EXERCISE REQUIREMENTS: Scan the material and copy every line in which "прибыль" appears.

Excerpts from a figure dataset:
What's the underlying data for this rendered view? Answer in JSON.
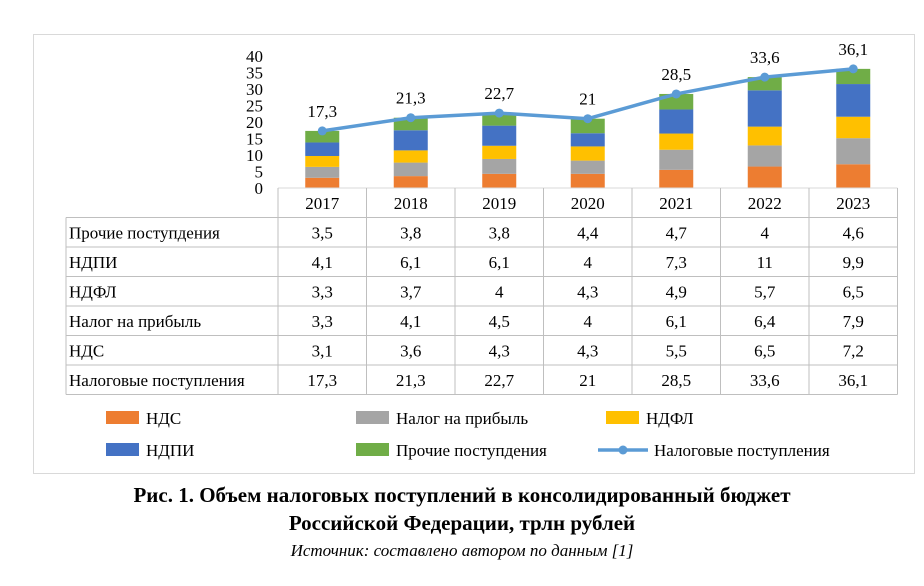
{
  "chart_data": {
    "type": "bar",
    "stacked": true,
    "categories": [
      "2017",
      "2018",
      "2019",
      "2020",
      "2021",
      "2022",
      "2023"
    ],
    "ylim": [
      0,
      40
    ],
    "yticks": [
      "0",
      "5",
      "10",
      "15",
      "20",
      "25",
      "30",
      "35",
      "40"
    ],
    "series": [
      {
        "name": "НДС",
        "color": "#ED7D31",
        "values": [
          3.1,
          3.6,
          4.3,
          4.3,
          5.5,
          6.5,
          7.2
        ],
        "labels": [
          "3,1",
          "3,6",
          "4,3",
          "4,3",
          "5,5",
          "6,5",
          "7,2"
        ]
      },
      {
        "name": "Налог на прибыль",
        "color": "#A5A5A5",
        "values": [
          3.3,
          4.1,
          4.5,
          4.0,
          6.1,
          6.4,
          7.9
        ],
        "labels": [
          "3,3",
          "4,1",
          "4,5",
          "4",
          "6,1",
          "6,4",
          "7,9"
        ]
      },
      {
        "name": "НДФЛ",
        "color": "#FFC000",
        "values": [
          3.3,
          3.7,
          4.0,
          4.3,
          4.9,
          5.7,
          6.5
        ],
        "labels": [
          "3,3",
          "3,7",
          "4",
          "4,3",
          "4,9",
          "5,7",
          "6,5"
        ]
      },
      {
        "name": "НДПИ",
        "color": "#4472C4",
        "values": [
          4.1,
          6.1,
          6.1,
          4.0,
          7.3,
          11.0,
          9.9
        ],
        "labels": [
          "4,1",
          "6,1",
          "6,1",
          "4",
          "7,3",
          "11",
          "9,9"
        ]
      },
      {
        "name": "Прочие поступдения",
        "color": "#70AD47",
        "values": [
          3.5,
          3.8,
          3.8,
          4.4,
          4.7,
          4.0,
          4.6
        ],
        "labels": [
          "3,5",
          "3,8",
          "3,8",
          "4,4",
          "4,7",
          "4",
          "4,6"
        ]
      }
    ],
    "line_series": {
      "name": "Налоговые поступления",
      "color": "#5B9BD5",
      "values": [
        17.3,
        21.3,
        22.7,
        21.0,
        28.5,
        33.6,
        36.1
      ],
      "labels": [
        "17,3",
        "21,3",
        "22,7",
        "21",
        "28,5",
        "33,6",
        "36,1"
      ]
    },
    "table_row_order": [
      "Прочие поступдения",
      "НДПИ",
      "НДФЛ",
      "Налог на прибыль",
      "НДС",
      "Налоговые поступления"
    ],
    "legend_placement": "bottom"
  },
  "caption": {
    "line1": "Рис. 1. Объем налоговых поступлений в консолидированный бюджет",
    "line2": "Российской Федерации, трлн рублей",
    "source": "Источник: составлено автором по данным [1]"
  }
}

RESPONSE TO THIS EXERCISE:
        "name": "Налог на прибыль",
      "Налог на прибыль",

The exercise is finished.